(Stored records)
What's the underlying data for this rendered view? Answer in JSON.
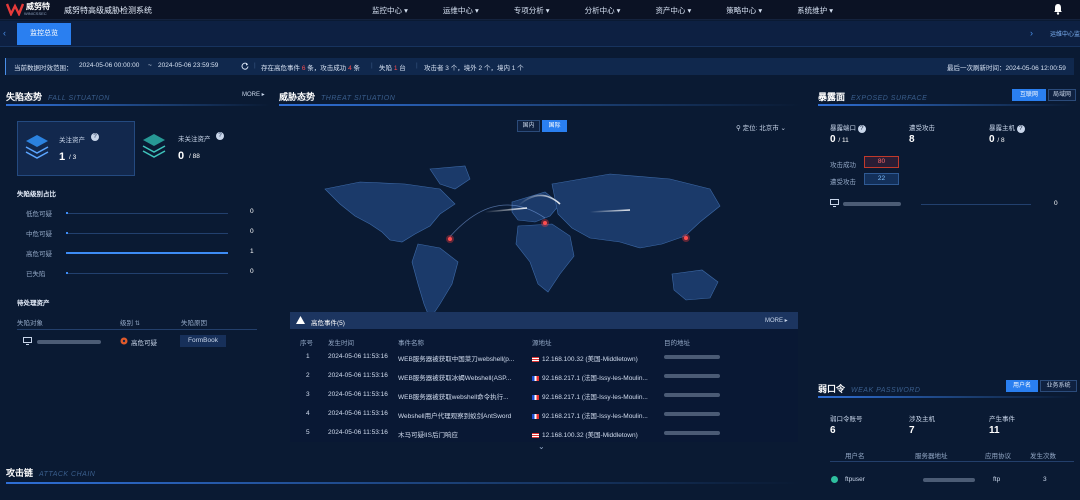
{
  "app": {
    "brand": "威努特",
    "brand_sub": "WINICSSEC",
    "title": "威努特高级威胁检测系统"
  },
  "nav": [
    "监控中心",
    "运维中心",
    "专项分析",
    "分析中心",
    "资产中心",
    "策略中心",
    "系统维护"
  ],
  "tabs": {
    "active": "监控总览",
    "right": "运维中心监"
  },
  "infobar": {
    "range_label": "当前数据时效范围：",
    "start": "2024-05-06 00:00:00",
    "sep": "~",
    "end": "2024-05-06 23:59:59",
    "events_a": "存在高危事件",
    "events_count": "6",
    "events_b": "条，攻击成功",
    "success_count": "4",
    "events_c": "条",
    "fallen_a": "失陷",
    "fallen_count": "1",
    "fallen_b": "台",
    "attackers": "攻击者 3 个，境外 2 个，境内 1 个",
    "last_update": "最后一次刷新时间：2024-05-06 12:00:59"
  },
  "fall": {
    "title": "失陷态势",
    "subtitle": "FALL SITUATION",
    "more": "MORE ▸",
    "focus_label": "关注资产",
    "focus_value": "1",
    "focus_total": "/ 3",
    "unfocus_label": "未关注资产",
    "unfocus_value": "0",
    "unfocus_total": "/ 88",
    "ratio_title": "失陷级别占比",
    "levels": [
      {
        "name": "低危可疑",
        "value": "0",
        "fill": 0.01
      },
      {
        "name": "中危可疑",
        "value": "0",
        "fill": 0.01
      },
      {
        "name": "高危可疑",
        "value": "1",
        "fill": 1.0
      },
      {
        "name": "已失陷",
        "value": "0",
        "fill": 0.01
      }
    ],
    "pending_title": "待处理资产",
    "cols": [
      "失陷对象",
      "级别",
      "失陷原因"
    ],
    "row": {
      "level": "高危可疑",
      "reason": "FormBook"
    }
  },
  "threat": {
    "title": "威胁态势",
    "subtitle": "THREAT SITUATION",
    "btn_domestic": "国内",
    "btn_intl": "国际",
    "locate": "定位: 北京市"
  },
  "events": {
    "title": "高危事件(5)",
    "more": "MORE ▸",
    "cols": [
      "序号",
      "发生时间",
      "事件名称",
      "源地址",
      "目的地址"
    ],
    "rows": [
      {
        "no": "1",
        "time": "2024-05-06 11:53:16",
        "name": "WEB服务器被获取中国菜刀webshell(p...",
        "src": "12.168.100.32 (美国-Middletown)",
        "flag": "us"
      },
      {
        "no": "2",
        "time": "2024-05-06 11:53:16",
        "name": "WEB服务器被获取冰蝎Webshell(ASP...",
        "src": "92.168.217.1 (法国-Issy-les-Moulin...",
        "flag": "fr"
      },
      {
        "no": "3",
        "time": "2024-05-06 11:53:16",
        "name": "WEB服务器被获取webshell命令执行...",
        "src": "92.168.217.1 (法国-Issy-les-Moulin...",
        "flag": "fr"
      },
      {
        "no": "4",
        "time": "2024-05-06 11:53:16",
        "name": "Webshell用户代理观察到蚁剑AntSword",
        "src": "92.168.217.1 (法国-Issy-les-Moulin...",
        "flag": "fr"
      },
      {
        "no": "5",
        "time": "2024-05-06 11:53:16",
        "name": "木马可疑IIS后门响应",
        "src": "12.168.100.32 (美国-Middletown)",
        "flag": "us"
      }
    ]
  },
  "exposed": {
    "title": "暴露面",
    "subtitle": "EXPOSED SURFACE",
    "btn_internet": "互联网",
    "btn_lan": "局域网",
    "stats": [
      {
        "label": "暴露端口",
        "value": "0",
        "total": "/ 11"
      },
      {
        "label": "遭受攻击",
        "value": "8",
        "total": ""
      },
      {
        "label": "暴露主机",
        "value": "0",
        "total": "/ 8"
      }
    ],
    "success_label": "攻击成功",
    "success_value": "80",
    "attacked_label": "遭受攻击",
    "attacked_value": "22",
    "host_value": "0"
  },
  "weak": {
    "title": "弱口令",
    "subtitle": "WEAK PASSWORD",
    "btn_user": "用户名",
    "btn_sys": "业务系统",
    "stats": [
      {
        "label": "弱口令账号",
        "value": "6"
      },
      {
        "label": "涉及主机",
        "value": "7"
      },
      {
        "label": "产生事件",
        "value": "11"
      }
    ],
    "cols": [
      "用户名",
      "服务器地址",
      "应用协议",
      "发生次数"
    ],
    "row": {
      "user": "ftpuser",
      "proto": "ftp",
      "count": "3"
    }
  },
  "attack_chain": {
    "title": "攻击链",
    "subtitle": "ATTACK CHAIN"
  },
  "colors": {
    "accent": "#2a7ff0",
    "danger": "#ff4d4f",
    "bg": "#0a1a33"
  }
}
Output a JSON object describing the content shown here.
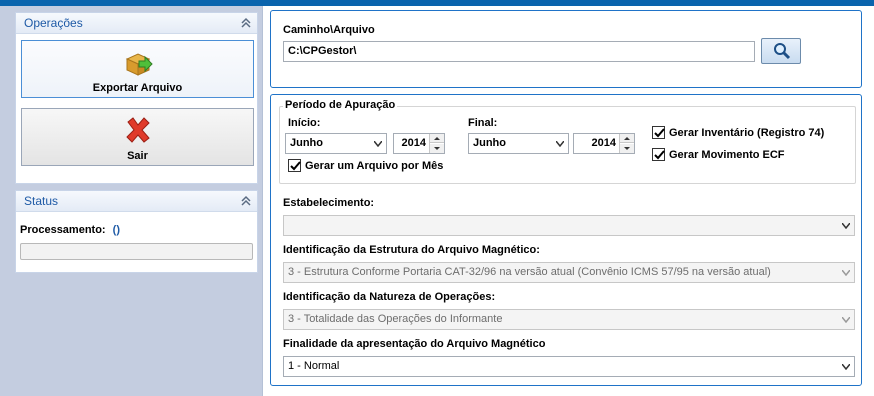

_Do this_
Transcribe each line above verbatim, with the pictures left out.

_Output of the exercise_
What's the underlying data for this rendered view? Answer in JSON.
{
  "app": {
    "brand": "威努特",
    "brand_sub": "WINICSSEC",
    "title": "威努特高级威胁检测系统"
  },
  "nav": [
    "监控中心",
    "运维中心",
    "专项分析",
    "分析中心",
    "资产中心",
    "策略中心",
    "系统维护"
  ],
  "tabs": {
    "active": "监控总览",
    "right": "运维中心监"
  },
  "infobar": {
    "range_label": "当前数据时效范围：",
    "start": "2024-05-06 00:00:00",
    "sep": "~",
    "end": "2024-05-06 23:59:59",
    "events_a": "存在高危事件",
    "events_count": "6",
    "events_b": "条，攻击成功",
    "success_count": "4",
    "events_c": "条",
    "fallen_a": "失陷",
    "fallen_count": "1",
    "fallen_b": "台",
    "attackers": "攻击者 3 个，境外 2 个，境内 1 个",
    "last_update": "最后一次刷新时间：2024-05-06 12:00:59"
  },
  "fall": {
    "title": "失陷态势",
    "subtitle": "FALL SITUATION",
    "more": "MORE ▸",
    "focus_label": "关注资产",
    "focus_value": "1",
    "focus_total": "/ 3",
    "unfocus_label": "未关注资产",
    "unfocus_value": "0",
    "unfocus_total": "/ 88",
    "ratio_title": "失陷级别占比",
    "levels": [
      {
        "name": "低危可疑",
        "value": "0",
        "fill": 0.01
      },
      {
        "name": "中危可疑",
        "value": "0",
        "fill": 0.01
      },
      {
        "name": "高危可疑",
        "value": "1",
        "fill": 1.0
      },
      {
        "name": "已失陷",
        "value": "0",
        "fill": 0.01
      }
    ],
    "pending_title": "待处理资产",
    "cols": [
      "失陷对象",
      "级别",
      "失陷原因"
    ],
    "row": {
      "level": "高危可疑",
      "reason": "FormBook"
    }
  },
  "threat": {
    "title": "威胁态势",
    "subtitle": "THREAT SITUATION",
    "btn_domestic": "国内",
    "btn_intl": "国际",
    "locate": "定位: 北京市"
  },
  "events": {
    "title": "高危事件(5)",
    "more": "MORE ▸",
    "cols": [
      "序号",
      "发生时间",
      "事件名称",
      "源地址",
      "目的地址"
    ],
    "rows": [
      {
        "no": "1",
        "time": "2024-05-06 11:53:16",
        "name": "WEB服务器被获取中国菜刀webshell(p...",
        "src": "12.168.100.32 (美国-Middletown)",
        "flag": "us"
      },
      {
        "no": "2",
        "time": "2024-05-06 11:53:16",
        "name": "WEB服务器被获取冰蝎Webshell(ASP...",
        "src": "92.168.217.1 (法国-Issy-les-Moulin...",
        "flag": "fr"
      },
      {
        "no": "3",
        "time": "2024-05-06 11:53:16",
        "name": "WEB服务器被获取webshell命令执行...",
        "src": "92.168.217.1 (法国-Issy-les-Moulin...",
        "flag": "fr"
      },
      {
        "no": "4",
        "time": "2024-05-06 11:53:16",
        "name": "Webshell用户代理观察到蚁剑AntSword",
        "src": "92.168.217.1 (法国-Issy-les-Moulin...",
        "flag": "fr"
      },
      {
        "no": "5",
        "time": "2024-05-06 11:53:16",
        "name": "木马可疑IIS后门响应",
        "src": "12.168.100.32 (美国-Middletown)",
        "flag": "us"
      }
    ]
  },
  "exposed": {
    "title": "暴露面",
    "subtitle": "EXPOSED SURFACE",
    "btn_internet": "互联网",
    "btn_lan": "局域网",
    "stats": [
      {
        "label": "暴露端口",
        "value": "0",
        "total": "/ 11"
      },
      {
        "label": "遭受攻击",
        "value": "8",
        "total": ""
      },
      {
        "label": "暴露主机",
        "value": "0",
        "total": "/ 8"
      }
    ],
    "success_label": "攻击成功",
    "success_value": "80",
    "attacked_label": "遭受攻击",
    "attacked_value": "22",
    "host_value": "0"
  },
  "weak": {
    "title": "弱口令",
    "subtitle": "WEAK PASSWORD",
    "btn_user": "用户名",
    "btn_sys": "业务系统",
    "stats": [
      {
        "label": "弱口令账号",
        "value": "6"
      },
      {
        "label": "涉及主机",
        "value": "7"
      },
      {
        "label": "产生事件",
        "value": "11"
      }
    ],
    "cols": [
      "用户名",
      "服务器地址",
      "应用协议",
      "发生次数"
    ],
    "row": {
      "user": "ftpuser",
      "proto": "ftp",
      "count": "3"
    }
  },
  "attack_chain": {
    "title": "攻击链",
    "subtitle": "ATTACK CHAIN"
  },
  "colors": {
    "accent": "#2a7ff0",
    "danger": "#ff4d4f",
    "bg": "#0a1a33"
  }
}
Output a JSON object describing the content shown here.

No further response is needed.